**What this task involves**
Make an exact copy of the listing below.

**Dataset extract**
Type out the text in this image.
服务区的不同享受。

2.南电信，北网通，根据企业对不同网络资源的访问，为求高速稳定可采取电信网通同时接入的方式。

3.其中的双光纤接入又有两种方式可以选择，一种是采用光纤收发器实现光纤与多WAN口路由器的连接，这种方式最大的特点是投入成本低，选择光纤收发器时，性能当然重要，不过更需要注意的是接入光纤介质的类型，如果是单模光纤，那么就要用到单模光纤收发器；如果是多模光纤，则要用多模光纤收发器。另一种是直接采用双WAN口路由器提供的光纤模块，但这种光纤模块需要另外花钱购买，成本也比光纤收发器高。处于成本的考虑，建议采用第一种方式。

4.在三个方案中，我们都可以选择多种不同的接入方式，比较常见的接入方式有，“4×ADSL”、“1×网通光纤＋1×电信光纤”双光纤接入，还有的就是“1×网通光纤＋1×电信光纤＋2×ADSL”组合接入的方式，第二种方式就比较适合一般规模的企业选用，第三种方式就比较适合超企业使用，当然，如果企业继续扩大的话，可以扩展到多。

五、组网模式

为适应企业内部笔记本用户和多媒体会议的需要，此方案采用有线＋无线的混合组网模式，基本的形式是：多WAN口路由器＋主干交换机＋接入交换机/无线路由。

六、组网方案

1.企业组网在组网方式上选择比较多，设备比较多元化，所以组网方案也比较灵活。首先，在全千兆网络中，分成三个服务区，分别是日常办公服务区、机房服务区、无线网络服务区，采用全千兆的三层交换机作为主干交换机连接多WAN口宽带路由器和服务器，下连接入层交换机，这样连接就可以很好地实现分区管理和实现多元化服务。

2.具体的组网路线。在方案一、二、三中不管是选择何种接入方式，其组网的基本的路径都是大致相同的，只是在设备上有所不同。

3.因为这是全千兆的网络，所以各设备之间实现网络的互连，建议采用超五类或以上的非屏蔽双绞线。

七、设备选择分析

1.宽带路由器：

**Task result**
Type out the text in this image.
服务区的不同享受。

2.南电信，北网通，根据企业对不同网络资源的访问，为求高速稳定可采取电信网通同时接入的方式。

3.其中的双光纤接入又有两种方式可以选择，一种是采用光纤收发器实现光纤与多WAN口路由器的连接，这种方式最大的特点是投入成本低，选择光纤收发器时，性能当然重要，不过更需要注意的是接入光纤介质的类型，如果是单模光纤，那么就要用到单模光纤收发器；如果是多模光纤，则要用多模光纤收发器。另一种是直接采用双WAN口路由器提供的光纤模块，但这种光纤模块需要另外花钱购买，成本也比光纤收发器高。处于成本的考虑，建议采用第一种方式。

4.在三个方案中，我们都可以选择多种不同的接入方式，比较常见的接入方式有，“4×ADSL”、“1×网通光纤＋1×电信光纤”双光纤接入，还有的就是“1×网通光纤＋1×电信光纤＋2×ADSL”组合接入的方式，第二种方式就比较适合一般规模的企业选用，第三种方式就比较适合超企业使用，当然，如果企业继续扩大的话，可以扩展到多。

五、组网模式

为适应企业内部笔记本用户和多媒体会议的需要，此方案采用有线＋无线的混合组网模式，基本的形式是：多WAN口路由器＋主干交换机＋接入交换机/无线路由。

六、组网方案

1.企业组网在组网方式上选择比较多，设备比较多元化，所以组网方案也比较灵活。首先，在全千兆网络中，分成三个服务区，分别是日常办公服务区、机房服务区、无线网络服务区，采用全千兆的三层交换机作为主干交换机连接多WAN口宽带路由器和服务器，下连接入层交换机，这样连接就可以很好地实现分区管理和实现多元化服务。

2.具体的组网路线。在方案一、二、三中不管是选择何种接入方式，其组网的基本的路径都是大致相同的，只是在设备上有所不同。

3.因为这是全千兆的网络，所以各设备之间实现网络的互连，建议采用超五类或以上的非屏蔽双绞线。

七、设备选择分析

1.宽带路由器：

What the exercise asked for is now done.